● **EXERCISE INSTRUCTIONS**
For the data below, report how many lines contain the string "Georgenia" and write nothing more.

[Saved data entries]
----

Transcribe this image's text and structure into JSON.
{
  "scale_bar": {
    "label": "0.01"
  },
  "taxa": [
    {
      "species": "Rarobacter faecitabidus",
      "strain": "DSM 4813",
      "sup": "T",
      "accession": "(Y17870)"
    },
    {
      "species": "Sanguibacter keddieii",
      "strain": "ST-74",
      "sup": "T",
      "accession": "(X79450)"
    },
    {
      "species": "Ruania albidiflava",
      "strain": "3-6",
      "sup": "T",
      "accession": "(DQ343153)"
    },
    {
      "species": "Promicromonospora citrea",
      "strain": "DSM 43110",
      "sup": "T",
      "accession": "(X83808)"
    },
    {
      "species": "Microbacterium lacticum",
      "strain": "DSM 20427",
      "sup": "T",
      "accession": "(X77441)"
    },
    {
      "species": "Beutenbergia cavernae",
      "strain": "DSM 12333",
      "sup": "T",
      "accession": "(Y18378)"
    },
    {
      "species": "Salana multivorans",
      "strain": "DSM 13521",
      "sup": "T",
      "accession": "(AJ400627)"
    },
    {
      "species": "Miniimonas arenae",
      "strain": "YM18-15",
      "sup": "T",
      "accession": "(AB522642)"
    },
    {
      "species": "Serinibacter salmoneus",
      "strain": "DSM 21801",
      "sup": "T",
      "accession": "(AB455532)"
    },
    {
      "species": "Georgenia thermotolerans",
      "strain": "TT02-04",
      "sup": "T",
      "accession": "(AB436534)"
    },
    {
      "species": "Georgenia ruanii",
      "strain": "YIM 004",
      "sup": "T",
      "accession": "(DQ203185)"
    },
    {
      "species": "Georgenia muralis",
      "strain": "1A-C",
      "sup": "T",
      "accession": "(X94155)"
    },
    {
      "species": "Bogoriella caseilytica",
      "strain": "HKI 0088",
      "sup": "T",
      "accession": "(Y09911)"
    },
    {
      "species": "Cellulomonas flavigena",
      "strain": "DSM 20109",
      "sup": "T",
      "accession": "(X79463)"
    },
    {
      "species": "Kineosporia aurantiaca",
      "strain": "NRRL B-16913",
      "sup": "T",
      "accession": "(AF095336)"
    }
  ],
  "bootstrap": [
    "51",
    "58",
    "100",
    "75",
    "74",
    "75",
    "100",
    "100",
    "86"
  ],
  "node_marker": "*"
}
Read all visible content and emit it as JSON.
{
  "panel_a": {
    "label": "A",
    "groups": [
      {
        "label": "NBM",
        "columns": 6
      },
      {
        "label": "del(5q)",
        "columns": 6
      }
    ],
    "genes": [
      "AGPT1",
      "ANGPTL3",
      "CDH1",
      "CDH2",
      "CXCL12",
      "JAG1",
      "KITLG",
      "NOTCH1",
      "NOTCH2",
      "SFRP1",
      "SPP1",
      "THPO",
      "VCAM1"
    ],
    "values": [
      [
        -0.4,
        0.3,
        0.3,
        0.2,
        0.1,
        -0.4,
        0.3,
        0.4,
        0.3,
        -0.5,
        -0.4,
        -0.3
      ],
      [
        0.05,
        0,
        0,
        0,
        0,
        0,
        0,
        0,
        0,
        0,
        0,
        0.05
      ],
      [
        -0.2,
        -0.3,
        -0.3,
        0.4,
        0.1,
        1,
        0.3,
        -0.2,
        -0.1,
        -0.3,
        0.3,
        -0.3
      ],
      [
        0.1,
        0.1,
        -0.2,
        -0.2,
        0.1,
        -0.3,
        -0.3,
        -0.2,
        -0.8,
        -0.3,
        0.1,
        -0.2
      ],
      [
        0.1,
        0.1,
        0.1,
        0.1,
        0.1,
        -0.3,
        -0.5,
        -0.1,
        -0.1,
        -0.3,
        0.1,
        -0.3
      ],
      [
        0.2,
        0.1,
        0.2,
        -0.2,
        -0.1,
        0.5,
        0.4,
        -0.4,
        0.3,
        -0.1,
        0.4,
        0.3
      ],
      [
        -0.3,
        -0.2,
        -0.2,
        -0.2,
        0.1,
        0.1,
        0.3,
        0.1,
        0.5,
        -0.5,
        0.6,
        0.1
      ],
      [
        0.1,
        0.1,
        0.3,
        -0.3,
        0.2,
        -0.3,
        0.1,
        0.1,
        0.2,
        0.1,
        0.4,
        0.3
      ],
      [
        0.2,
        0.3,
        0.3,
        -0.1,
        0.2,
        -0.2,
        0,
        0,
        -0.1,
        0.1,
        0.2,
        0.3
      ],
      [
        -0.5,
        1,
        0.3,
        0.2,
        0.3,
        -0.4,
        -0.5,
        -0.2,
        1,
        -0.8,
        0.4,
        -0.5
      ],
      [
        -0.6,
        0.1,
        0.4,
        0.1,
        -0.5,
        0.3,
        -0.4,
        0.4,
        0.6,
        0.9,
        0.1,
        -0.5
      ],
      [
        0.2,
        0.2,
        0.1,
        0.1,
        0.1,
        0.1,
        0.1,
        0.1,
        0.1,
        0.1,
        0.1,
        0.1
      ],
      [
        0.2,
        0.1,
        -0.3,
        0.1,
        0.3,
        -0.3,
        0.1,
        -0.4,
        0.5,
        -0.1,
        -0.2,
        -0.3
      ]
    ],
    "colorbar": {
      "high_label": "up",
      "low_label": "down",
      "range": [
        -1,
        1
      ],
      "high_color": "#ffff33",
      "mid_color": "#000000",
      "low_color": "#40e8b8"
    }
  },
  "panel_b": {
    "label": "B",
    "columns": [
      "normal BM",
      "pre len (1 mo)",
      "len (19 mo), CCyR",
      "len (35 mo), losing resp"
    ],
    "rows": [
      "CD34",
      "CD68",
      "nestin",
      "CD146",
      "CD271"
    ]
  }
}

----

● **TASK ANSWER**
3